Could you extract every entry below and reproduce it exactly?

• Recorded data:
● ● ● ● ● ● ●

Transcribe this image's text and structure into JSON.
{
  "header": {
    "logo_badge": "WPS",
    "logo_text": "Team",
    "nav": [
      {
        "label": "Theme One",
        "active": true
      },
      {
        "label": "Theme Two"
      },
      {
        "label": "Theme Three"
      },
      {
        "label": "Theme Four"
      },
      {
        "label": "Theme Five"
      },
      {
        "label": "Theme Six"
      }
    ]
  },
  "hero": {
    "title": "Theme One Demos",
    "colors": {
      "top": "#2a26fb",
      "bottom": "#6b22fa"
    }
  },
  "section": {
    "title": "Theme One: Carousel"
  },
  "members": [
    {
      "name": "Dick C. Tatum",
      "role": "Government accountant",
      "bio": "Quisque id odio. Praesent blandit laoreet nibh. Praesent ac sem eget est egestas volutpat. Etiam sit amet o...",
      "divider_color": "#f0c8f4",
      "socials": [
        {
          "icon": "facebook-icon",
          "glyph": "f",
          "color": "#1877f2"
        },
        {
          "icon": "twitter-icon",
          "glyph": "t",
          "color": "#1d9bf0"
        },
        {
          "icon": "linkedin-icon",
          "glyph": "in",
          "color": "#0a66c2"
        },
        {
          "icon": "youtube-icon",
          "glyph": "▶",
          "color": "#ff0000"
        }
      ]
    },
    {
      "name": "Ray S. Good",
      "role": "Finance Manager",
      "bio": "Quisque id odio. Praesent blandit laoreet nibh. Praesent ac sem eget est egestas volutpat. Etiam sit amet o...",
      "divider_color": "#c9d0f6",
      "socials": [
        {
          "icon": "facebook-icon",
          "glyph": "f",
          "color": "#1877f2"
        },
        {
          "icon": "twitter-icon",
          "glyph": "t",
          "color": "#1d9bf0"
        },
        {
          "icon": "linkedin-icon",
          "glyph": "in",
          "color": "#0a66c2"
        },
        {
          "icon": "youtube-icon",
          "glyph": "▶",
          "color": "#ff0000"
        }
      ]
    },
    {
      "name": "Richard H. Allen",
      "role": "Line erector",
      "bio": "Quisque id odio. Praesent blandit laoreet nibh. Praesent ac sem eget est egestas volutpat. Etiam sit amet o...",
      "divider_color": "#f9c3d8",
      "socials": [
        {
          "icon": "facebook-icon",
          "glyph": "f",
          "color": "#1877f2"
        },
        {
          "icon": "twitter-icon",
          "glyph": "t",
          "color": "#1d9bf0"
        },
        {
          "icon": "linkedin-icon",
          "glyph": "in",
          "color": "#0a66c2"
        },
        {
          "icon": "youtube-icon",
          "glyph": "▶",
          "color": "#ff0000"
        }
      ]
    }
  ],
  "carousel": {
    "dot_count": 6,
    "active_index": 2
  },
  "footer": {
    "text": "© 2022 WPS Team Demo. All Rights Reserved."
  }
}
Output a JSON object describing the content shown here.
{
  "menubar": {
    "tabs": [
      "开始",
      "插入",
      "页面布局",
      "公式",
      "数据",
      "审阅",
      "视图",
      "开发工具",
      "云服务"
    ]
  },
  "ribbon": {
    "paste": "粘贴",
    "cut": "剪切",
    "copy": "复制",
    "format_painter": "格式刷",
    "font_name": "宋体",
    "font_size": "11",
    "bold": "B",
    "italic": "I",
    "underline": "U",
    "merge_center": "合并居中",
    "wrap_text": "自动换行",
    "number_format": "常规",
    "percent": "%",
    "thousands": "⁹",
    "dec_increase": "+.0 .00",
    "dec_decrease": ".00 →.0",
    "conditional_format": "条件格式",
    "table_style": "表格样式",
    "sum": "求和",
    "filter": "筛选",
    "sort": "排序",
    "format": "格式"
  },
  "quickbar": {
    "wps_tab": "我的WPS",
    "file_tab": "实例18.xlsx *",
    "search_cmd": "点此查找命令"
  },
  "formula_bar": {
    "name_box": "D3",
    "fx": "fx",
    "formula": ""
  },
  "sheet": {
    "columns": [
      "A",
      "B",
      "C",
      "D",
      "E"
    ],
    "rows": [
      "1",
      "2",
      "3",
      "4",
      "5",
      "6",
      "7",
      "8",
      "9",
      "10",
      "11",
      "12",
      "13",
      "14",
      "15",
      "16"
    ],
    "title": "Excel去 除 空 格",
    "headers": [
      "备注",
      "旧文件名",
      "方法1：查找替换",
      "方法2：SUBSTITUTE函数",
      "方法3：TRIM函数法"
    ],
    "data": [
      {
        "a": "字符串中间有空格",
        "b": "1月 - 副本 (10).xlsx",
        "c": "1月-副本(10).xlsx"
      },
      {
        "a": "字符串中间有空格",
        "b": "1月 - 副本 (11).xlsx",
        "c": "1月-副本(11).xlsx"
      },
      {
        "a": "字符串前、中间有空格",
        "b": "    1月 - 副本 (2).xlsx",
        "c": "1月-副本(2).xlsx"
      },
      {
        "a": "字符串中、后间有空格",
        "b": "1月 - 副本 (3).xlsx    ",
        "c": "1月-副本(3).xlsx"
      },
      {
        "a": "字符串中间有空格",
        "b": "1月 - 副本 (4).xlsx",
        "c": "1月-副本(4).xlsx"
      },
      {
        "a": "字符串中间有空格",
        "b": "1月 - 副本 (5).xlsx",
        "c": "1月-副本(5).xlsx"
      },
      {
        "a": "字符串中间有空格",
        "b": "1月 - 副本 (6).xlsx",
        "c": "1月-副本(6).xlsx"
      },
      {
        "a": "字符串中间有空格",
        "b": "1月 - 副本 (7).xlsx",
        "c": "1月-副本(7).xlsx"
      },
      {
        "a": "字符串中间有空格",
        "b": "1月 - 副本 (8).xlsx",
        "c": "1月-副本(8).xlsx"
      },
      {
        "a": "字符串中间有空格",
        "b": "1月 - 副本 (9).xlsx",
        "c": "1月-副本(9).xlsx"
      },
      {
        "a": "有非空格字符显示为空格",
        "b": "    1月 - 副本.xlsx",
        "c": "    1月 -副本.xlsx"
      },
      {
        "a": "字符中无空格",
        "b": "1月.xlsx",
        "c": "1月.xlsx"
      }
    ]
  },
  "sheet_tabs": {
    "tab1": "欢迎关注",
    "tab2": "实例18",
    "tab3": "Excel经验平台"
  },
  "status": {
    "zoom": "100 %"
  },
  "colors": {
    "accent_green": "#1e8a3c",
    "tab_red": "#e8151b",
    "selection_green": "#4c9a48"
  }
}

● ● ● ● ● ● ●

• EXPECTED OUTPUT:
Transcribe this image's text and structure into JSON.
{
  "header": {
    "logo_badge": "WPS",
    "logo_text": "Team",
    "nav": [
      {
        "label": "Theme One",
        "active": true
      },
      {
        "label": "Theme Two"
      },
      {
        "label": "Theme Three"
      },
      {
        "label": "Theme Four"
      },
      {
        "label": "Theme Five"
      },
      {
        "label": "Theme Six"
      }
    ]
  },
  "hero": {
    "title": "Theme One Demos",
    "colors": {
      "top": "#2a26fb",
      "bottom": "#6b22fa"
    }
  },
  "section": {
    "title": "Theme One: Carousel"
  },
  "members": [
    {
      "name": "Dick C. Tatum",
      "role": "Government accountant",
      "bio": "Quisque id odio. Praesent blandit laoreet nibh. Praesent ac sem eget est egestas volutpat. Etiam sit amet o...",
      "divider_color": "#f0c8f4",
      "socials": [
        {
          "icon": "facebook-icon",
          "glyph": "f",
          "color": "#1877f2"
        },
        {
          "icon": "twitter-icon",
          "glyph": "t",
          "color": "#1d9bf0"
        },
        {
          "icon": "linkedin-icon",
          "glyph": "in",
          "color": "#0a66c2"
        },
        {
          "icon": "youtube-icon",
          "glyph": "▶",
          "color": "#ff0000"
        }
      ]
    },
    {
      "name": "Ray S. Good",
      "role": "Finance Manager",
      "bio": "Quisque id odio. Praesent blandit laoreet nibh. Praesent ac sem eget est egestas volutpat. Etiam sit amet o...",
      "divider_color": "#c9d0f6",
      "socials": [
        {
          "icon": "facebook-icon",
          "glyph": "f",
          "color": "#1877f2"
        },
        {
          "icon": "twitter-icon",
          "glyph": "t",
          "color": "#1d9bf0"
        },
        {
          "icon": "linkedin-icon",
          "glyph": "in",
          "color": "#0a66c2"
        },
        {
          "icon": "youtube-icon",
          "glyph": "▶",
          "color": "#ff0000"
        }
      ]
    },
    {
      "name": "Richard H. Allen",
      "role": "Line erector",
      "bio": "Quisque id odio. Praesent blandit laoreet nibh. Praesent ac sem eget est egestas volutpat. Etiam sit amet o...",
      "divider_color": "#f9c3d8",
      "socials": [
        {
          "icon": "facebook-icon",
          "glyph": "f",
          "color": "#1877f2"
        },
        {
          "icon": "twitter-icon",
          "glyph": "t",
          "color": "#1d9bf0"
        },
        {
          "icon": "linkedin-icon",
          "glyph": "in",
          "color": "#0a66c2"
        },
        {
          "icon": "youtube-icon",
          "glyph": "▶",
          "color": "#ff0000"
        }
      ]
    }
  ],
  "carousel": {
    "dot_count": 6,
    "active_index": 2
  },
  "footer": {
    "text": "© 2022 WPS Team Demo. All Rights Reserved."
  }
}
Output a JSON object describing the content shown here.
{
  "menubar": {
    "tabs": [
      "开始",
      "插入",
      "页面布局",
      "公式",
      "数据",
      "审阅",
      "视图",
      "开发工具",
      "云服务"
    ]
  },
  "ribbon": {
    "paste": "粘贴",
    "cut": "剪切",
    "copy": "复制",
    "format_painter": "格式刷",
    "font_name": "宋体",
    "font_size": "11",
    "bold": "B",
    "italic": "I",
    "underline": "U",
    "merge_center": "合并居中",
    "wrap_text": "自动换行",
    "number_format": "常规",
    "percent": "%",
    "thousands": "⁹",
    "dec_increase": "+.0 .00",
    "dec_decrease": ".00 →.0",
    "conditional_format": "条件格式",
    "table_style": "表格样式",
    "sum": "求和",
    "filter": "筛选",
    "sort": "排序",
    "format": "格式"
  },
  "quickbar": {
    "wps_tab": "我的WPS",
    "file_tab": "实例18.xlsx *",
    "search_cmd": "点此查找命令"
  },
  "formula_bar": {
    "name_box": "D3",
    "fx": "fx",
    "formula": ""
  },
  "sheet": {
    "columns": [
      "A",
      "B",
      "C",
      "D",
      "E"
    ],
    "rows": [
      "1",
      "2",
      "3",
      "4",
      "5",
      "6",
      "7",
      "8",
      "9",
      "10",
      "11",
      "12",
      "13",
      "14",
      "15",
      "16"
    ],
    "title": "Excel去 除 空 格",
    "headers": [
      "备注",
      "旧文件名",
      "方法1：查找替换",
      "方法2：SUBSTITUTE函数",
      "方法3：TRIM函数法"
    ],
    "data": [
      {
        "a": "字符串中间有空格",
        "b": "1月 - 副本 (10).xlsx",
        "c": "1月-副本(10).xlsx"
      },
      {
        "a": "字符串中间有空格",
        "b": "1月 - 副本 (11).xlsx",
        "c": "1月-副本(11).xlsx"
      },
      {
        "a": "字符串前、中间有空格",
        "b": "    1月 - 副本 (2).xlsx",
        "c": "1月-副本(2).xlsx"
      },
      {
        "a": "字符串中、后间有空格",
        "b": "1月 - 副本 (3).xlsx    ",
        "c": "1月-副本(3).xlsx"
      },
      {
        "a": "字符串中间有空格",
        "b": "1月 - 副本 (4).xlsx",
        "c": "1月-副本(4).xlsx"
      },
      {
        "a": "字符串中间有空格",
        "b": "1月 - 副本 (5).xlsx",
        "c": "1月-副本(5).xlsx"
      },
      {
        "a": "字符串中间有空格",
        "b": "1月 - 副本 (6).xlsx",
        "c": "1月-副本(6).xlsx"
      },
      {
        "a": "字符串中间有空格",
        "b": "1月 - 副本 (7).xlsx",
        "c": "1月-副本(7).xlsx"
      },
      {
        "a": "字符串中间有空格",
        "b": "1月 - 副本 (8).xlsx",
        "c": "1月-副本(8).xlsx"
      },
      {
        "a": "字符串中间有空格",
        "b": "1月 - 副本 (9).xlsx",
        "c": "1月-副本(9).xlsx"
      },
      {
        "a": "有非空格字符显示为空格",
        "b": "    1月 - 副本.xlsx",
        "c": "    1月 -副本.xlsx"
      },
      {
        "a": "字符中无空格",
        "b": "1月.xlsx",
        "c": "1月.xlsx"
      }
    ]
  },
  "sheet_tabs": {
    "tab1": "欢迎关注",
    "tab2": "实例18",
    "tab3": "Excel经验平台"
  },
  "status": {
    "zoom": "100 %"
  },
  "colors": {
    "accent_green": "#1e8a3c",
    "tab_red": "#e8151b",
    "selection_green": "#4c9a48"
  }
}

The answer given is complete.